_Stated exercise_: Convert the stretch of material from its first line through the line containing "bezel middle circle — [859, 141, 1058, 340]" into a numbered list that includes both ends and skips blank lines. Leave out everything after that line.
··· Task inputs
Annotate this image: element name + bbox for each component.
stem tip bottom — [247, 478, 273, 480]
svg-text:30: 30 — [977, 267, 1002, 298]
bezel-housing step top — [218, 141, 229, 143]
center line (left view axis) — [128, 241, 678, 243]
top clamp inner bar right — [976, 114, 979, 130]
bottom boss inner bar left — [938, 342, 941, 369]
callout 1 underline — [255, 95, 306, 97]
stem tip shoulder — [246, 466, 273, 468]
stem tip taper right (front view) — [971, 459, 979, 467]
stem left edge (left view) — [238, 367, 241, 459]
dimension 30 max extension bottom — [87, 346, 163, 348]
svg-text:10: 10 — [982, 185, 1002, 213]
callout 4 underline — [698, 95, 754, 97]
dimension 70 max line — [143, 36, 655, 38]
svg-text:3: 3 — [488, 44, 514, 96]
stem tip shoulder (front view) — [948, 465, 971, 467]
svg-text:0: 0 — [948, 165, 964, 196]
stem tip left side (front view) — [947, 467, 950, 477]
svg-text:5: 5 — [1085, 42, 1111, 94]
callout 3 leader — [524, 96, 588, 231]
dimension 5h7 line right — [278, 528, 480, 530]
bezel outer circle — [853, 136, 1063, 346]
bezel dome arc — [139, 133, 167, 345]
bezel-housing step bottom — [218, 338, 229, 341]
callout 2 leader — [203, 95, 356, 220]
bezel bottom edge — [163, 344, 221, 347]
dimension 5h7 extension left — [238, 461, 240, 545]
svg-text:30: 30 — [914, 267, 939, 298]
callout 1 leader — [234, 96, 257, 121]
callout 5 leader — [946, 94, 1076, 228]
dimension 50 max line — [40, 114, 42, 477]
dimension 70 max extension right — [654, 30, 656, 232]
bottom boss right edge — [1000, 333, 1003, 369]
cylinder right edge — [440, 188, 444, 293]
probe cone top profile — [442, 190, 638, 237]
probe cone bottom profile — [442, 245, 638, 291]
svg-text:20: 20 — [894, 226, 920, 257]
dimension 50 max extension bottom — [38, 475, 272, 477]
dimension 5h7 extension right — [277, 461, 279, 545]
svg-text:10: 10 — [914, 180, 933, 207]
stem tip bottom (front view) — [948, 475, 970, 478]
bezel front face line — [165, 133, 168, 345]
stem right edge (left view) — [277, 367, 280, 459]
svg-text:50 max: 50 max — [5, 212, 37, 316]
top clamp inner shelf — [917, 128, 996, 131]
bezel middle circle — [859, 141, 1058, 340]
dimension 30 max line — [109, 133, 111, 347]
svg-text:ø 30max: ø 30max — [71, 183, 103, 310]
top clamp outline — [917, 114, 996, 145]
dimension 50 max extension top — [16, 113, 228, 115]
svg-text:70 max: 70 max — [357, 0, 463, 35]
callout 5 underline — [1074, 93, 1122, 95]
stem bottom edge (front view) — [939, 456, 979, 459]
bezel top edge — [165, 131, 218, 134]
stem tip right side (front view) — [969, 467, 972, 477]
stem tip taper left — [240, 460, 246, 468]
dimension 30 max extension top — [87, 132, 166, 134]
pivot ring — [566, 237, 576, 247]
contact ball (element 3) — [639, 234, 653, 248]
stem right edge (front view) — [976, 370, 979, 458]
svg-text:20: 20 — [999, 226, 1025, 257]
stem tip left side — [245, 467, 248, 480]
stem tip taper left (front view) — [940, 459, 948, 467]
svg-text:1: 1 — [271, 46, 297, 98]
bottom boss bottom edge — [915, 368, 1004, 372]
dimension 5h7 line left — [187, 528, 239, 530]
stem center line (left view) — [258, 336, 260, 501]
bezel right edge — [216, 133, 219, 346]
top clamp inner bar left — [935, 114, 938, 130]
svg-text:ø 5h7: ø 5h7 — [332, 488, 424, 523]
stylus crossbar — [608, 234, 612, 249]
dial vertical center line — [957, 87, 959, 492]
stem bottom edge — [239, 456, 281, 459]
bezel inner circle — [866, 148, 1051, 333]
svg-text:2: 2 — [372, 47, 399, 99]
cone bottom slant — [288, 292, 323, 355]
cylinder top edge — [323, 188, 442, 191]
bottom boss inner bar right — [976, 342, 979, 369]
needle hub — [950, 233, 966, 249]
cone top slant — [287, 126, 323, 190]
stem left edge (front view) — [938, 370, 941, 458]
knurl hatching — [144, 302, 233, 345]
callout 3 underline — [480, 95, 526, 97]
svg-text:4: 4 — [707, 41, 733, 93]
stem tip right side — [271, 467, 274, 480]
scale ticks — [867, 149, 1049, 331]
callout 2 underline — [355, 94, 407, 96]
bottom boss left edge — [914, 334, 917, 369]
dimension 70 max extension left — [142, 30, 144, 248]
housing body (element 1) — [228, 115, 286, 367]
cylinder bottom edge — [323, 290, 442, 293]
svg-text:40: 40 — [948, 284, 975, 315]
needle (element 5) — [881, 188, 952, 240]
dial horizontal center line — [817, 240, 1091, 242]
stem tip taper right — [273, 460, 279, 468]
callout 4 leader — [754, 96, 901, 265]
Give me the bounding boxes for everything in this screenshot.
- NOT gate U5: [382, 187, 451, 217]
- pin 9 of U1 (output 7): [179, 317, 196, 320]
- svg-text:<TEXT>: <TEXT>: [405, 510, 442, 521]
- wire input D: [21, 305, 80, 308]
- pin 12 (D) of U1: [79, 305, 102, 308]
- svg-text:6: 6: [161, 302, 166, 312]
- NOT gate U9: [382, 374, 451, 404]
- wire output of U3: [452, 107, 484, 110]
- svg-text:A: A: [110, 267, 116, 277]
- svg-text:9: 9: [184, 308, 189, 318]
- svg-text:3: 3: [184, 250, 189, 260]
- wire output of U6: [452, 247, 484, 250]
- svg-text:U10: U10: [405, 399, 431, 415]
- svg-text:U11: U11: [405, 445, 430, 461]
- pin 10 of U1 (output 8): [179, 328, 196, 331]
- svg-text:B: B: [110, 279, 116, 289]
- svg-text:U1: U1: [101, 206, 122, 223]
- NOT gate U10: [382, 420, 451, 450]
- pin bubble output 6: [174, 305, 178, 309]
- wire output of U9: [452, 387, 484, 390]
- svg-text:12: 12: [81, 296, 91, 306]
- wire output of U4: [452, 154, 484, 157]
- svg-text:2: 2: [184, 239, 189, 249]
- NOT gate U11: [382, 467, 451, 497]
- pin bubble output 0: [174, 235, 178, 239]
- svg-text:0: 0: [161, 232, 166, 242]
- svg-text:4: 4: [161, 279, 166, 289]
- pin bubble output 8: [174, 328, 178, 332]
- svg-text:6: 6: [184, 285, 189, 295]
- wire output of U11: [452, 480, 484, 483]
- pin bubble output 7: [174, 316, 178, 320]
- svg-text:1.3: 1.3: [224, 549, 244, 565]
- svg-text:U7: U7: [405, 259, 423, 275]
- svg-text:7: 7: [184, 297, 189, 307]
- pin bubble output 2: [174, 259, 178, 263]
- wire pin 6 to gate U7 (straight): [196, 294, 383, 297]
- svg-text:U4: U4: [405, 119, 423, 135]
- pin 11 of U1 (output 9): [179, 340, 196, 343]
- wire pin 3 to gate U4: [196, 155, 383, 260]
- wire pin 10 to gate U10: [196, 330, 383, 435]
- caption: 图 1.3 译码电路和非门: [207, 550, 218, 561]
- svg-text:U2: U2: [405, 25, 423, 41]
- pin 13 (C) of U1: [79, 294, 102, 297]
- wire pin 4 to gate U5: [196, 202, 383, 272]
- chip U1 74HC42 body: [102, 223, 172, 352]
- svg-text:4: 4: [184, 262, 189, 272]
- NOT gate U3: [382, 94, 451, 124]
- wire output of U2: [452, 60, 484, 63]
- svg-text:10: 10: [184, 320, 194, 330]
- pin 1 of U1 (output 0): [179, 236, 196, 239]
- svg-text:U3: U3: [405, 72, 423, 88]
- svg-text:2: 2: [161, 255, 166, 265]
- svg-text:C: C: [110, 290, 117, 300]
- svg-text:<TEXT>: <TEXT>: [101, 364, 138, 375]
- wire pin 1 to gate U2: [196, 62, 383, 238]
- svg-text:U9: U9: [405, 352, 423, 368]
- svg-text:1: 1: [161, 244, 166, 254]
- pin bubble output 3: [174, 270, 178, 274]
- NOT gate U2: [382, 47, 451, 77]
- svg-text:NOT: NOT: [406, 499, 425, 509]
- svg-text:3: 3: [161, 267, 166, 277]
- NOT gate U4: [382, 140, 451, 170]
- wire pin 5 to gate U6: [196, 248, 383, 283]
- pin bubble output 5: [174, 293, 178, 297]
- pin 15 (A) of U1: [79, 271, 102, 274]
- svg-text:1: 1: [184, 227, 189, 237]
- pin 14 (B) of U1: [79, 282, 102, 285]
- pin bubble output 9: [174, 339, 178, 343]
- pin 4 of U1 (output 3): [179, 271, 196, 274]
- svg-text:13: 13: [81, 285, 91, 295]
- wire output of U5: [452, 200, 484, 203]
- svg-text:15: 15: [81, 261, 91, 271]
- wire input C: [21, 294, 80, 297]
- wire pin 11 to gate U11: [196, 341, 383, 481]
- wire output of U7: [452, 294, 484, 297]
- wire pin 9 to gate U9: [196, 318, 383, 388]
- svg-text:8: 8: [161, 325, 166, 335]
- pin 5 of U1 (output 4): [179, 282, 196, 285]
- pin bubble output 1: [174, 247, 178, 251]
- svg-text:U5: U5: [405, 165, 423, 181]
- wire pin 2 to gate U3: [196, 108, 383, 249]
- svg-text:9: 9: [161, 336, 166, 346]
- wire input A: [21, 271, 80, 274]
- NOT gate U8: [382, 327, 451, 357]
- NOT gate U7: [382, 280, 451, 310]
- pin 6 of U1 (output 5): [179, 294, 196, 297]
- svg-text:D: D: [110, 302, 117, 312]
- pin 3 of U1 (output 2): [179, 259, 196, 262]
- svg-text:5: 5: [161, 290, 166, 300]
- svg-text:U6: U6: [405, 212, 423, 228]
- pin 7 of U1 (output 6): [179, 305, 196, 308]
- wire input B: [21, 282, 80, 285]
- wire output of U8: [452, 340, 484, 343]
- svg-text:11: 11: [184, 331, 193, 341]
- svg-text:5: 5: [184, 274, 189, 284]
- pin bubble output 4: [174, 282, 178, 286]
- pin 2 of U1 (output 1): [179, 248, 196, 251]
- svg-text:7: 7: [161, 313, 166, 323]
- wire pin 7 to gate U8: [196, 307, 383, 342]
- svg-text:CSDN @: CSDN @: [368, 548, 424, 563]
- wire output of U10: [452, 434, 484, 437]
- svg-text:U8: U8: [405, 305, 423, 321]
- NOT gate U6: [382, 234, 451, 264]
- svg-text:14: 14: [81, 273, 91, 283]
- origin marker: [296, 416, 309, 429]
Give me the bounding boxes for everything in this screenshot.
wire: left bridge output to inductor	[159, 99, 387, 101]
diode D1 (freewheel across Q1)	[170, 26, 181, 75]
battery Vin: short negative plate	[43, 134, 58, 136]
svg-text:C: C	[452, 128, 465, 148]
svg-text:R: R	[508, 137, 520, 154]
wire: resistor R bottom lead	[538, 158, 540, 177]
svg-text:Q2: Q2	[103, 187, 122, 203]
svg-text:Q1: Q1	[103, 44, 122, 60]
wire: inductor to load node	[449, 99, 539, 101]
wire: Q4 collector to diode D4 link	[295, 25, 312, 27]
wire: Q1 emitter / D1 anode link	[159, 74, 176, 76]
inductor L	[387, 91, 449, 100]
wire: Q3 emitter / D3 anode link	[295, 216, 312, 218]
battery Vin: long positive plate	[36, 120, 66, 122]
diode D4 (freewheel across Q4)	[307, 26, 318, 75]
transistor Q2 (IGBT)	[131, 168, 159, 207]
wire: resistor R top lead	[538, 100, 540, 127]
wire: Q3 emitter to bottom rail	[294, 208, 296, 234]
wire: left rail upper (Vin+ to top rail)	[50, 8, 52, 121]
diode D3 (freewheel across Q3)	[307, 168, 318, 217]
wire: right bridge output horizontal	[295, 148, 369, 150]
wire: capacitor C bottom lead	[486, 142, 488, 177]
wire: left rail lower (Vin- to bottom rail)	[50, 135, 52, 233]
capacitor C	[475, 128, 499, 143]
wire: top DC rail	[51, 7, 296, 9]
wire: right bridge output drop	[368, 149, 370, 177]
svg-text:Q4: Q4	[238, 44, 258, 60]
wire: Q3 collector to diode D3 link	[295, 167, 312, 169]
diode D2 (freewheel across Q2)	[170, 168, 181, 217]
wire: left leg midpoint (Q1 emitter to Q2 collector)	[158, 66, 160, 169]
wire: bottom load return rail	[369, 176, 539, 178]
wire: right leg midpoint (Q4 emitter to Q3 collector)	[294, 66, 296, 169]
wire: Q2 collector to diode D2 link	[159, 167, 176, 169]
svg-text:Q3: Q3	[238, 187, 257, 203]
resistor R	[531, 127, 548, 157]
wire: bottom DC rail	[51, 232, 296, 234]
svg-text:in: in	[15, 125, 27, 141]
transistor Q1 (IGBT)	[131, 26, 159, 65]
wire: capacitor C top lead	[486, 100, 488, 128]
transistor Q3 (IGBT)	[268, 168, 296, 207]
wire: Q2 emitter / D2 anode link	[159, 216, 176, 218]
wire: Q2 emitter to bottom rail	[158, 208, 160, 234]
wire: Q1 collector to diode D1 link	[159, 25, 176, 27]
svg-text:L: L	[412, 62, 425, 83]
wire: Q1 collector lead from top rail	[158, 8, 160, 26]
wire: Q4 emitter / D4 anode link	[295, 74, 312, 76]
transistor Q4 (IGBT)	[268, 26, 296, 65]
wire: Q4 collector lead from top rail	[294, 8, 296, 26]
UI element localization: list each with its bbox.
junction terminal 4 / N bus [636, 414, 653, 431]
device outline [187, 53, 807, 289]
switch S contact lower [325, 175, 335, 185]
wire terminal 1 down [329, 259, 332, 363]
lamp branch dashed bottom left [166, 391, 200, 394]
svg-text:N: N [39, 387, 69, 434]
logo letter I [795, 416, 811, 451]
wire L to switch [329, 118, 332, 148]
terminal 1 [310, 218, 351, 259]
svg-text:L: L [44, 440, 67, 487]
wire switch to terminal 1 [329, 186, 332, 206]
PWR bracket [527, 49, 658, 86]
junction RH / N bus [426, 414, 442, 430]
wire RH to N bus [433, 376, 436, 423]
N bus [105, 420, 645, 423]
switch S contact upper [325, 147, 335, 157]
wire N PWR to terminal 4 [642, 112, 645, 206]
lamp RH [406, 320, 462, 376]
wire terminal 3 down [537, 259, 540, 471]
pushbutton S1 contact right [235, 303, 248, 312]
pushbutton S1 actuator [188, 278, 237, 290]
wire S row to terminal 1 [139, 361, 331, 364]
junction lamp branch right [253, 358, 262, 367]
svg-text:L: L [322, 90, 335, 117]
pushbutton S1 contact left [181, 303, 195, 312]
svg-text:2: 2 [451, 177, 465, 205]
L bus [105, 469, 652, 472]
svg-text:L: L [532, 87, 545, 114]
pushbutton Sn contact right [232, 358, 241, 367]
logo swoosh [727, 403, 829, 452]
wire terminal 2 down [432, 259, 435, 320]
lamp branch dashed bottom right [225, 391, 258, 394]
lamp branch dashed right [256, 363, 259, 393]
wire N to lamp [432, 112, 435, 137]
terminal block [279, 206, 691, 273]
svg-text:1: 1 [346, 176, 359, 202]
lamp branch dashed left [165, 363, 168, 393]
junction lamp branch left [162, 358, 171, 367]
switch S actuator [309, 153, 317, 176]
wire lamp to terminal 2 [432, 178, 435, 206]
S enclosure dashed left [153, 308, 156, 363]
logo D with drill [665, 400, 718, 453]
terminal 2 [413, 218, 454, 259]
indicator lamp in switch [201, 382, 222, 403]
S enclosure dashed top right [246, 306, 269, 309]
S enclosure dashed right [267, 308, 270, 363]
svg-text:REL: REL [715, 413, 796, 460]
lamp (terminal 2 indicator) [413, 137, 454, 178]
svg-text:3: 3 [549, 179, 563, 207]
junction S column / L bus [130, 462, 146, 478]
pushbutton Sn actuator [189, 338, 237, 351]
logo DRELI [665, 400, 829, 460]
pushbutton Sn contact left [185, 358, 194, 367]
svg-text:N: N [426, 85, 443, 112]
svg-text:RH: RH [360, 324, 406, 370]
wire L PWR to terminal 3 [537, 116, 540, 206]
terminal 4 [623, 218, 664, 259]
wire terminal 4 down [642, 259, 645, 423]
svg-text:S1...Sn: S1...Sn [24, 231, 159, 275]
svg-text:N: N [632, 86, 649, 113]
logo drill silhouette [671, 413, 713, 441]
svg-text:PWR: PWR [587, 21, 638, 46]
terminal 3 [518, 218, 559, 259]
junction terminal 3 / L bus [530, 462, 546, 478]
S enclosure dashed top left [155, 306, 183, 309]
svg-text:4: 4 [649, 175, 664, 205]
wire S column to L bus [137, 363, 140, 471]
······
_The solution_:
1. Annotate this image: element name + bbox for each component.
2. stem tip bottom — [247, 478, 273, 480]
3. svg-text:30: 30 — [977, 267, 1002, 298]
4. bezel-housing step top — [218, 141, 229, 143]
5. center line (left view axis) — [128, 241, 678, 243]
6. top clamp inner bar right — [976, 114, 979, 130]
7. bottom boss inner bar left — [938, 342, 941, 369]
8. callout 1 underline — [255, 95, 306, 97]
9. stem tip shoulder — [246, 466, 273, 468]
10. stem tip taper right (front view) — [971, 459, 979, 467]
11. stem left edge (left view) — [238, 367, 241, 459]
12. dimension 30 max extension bottom — [87, 346, 163, 348]
13. svg-text:10: 10 — [982, 185, 1002, 213]
14. callout 4 underline — [698, 95, 754, 97]
15. dimension 70 max line — [143, 36, 655, 38]
16. svg-text:3: 3 — [488, 44, 514, 96]
17. stem tip shoulder (front view) — [948, 465, 971, 467]
18. svg-text:0: 0 — [948, 165, 964, 196]
19. stem tip left side (front view) — [947, 467, 950, 477]
20. svg-text:5: 5 — [1085, 42, 1111, 94]
21. callout 3 leader — [524, 96, 588, 231]
22. dimension 5h7 line right — [278, 528, 480, 530]
23. bezel outer circle — [853, 136, 1063, 346]
24. bezel dome arc — [139, 133, 167, 345]
25. bezel-housing step bottom — [218, 338, 229, 341]
26. callout 2 leader — [203, 95, 356, 220]
27. bezel bottom edge — [163, 344, 221, 347]
28. dimension 5h7 extension left — [238, 461, 240, 545]
29. svg-text:30: 30 — [914, 267, 939, 298]
30. callout 1 leader — [234, 96, 257, 121]
31. callout 5 leader — [946, 94, 1076, 228]
32. dimension 50 max line — [40, 114, 42, 477]
33. dimension 70 max extension right — [654, 30, 656, 232]
34. bottom boss right edge — [1000, 333, 1003, 369]
35. cylinder right edge — [440, 188, 444, 293]
36. probe cone top profile — [442, 190, 638, 237]
37. probe cone bottom profile — [442, 245, 638, 291]
38. svg-text:20: 20 — [894, 226, 920, 257]
39. dimension 50 max extension bottom — [38, 475, 272, 477]
40. dimension 5h7 extension right — [277, 461, 279, 545]
41. svg-text:10: 10 — [914, 180, 933, 207]
42. stem tip bottom (front view) — [948, 475, 970, 478]
43. bezel front face line — [165, 133, 168, 345]
44. stem right edge (left view) — [277, 367, 280, 459]
45. svg-text:50 max: 50 max — [5, 212, 37, 316]
46. top clamp inner shelf — [917, 128, 996, 131]
47. bezel middle circle — [859, 141, 1058, 340]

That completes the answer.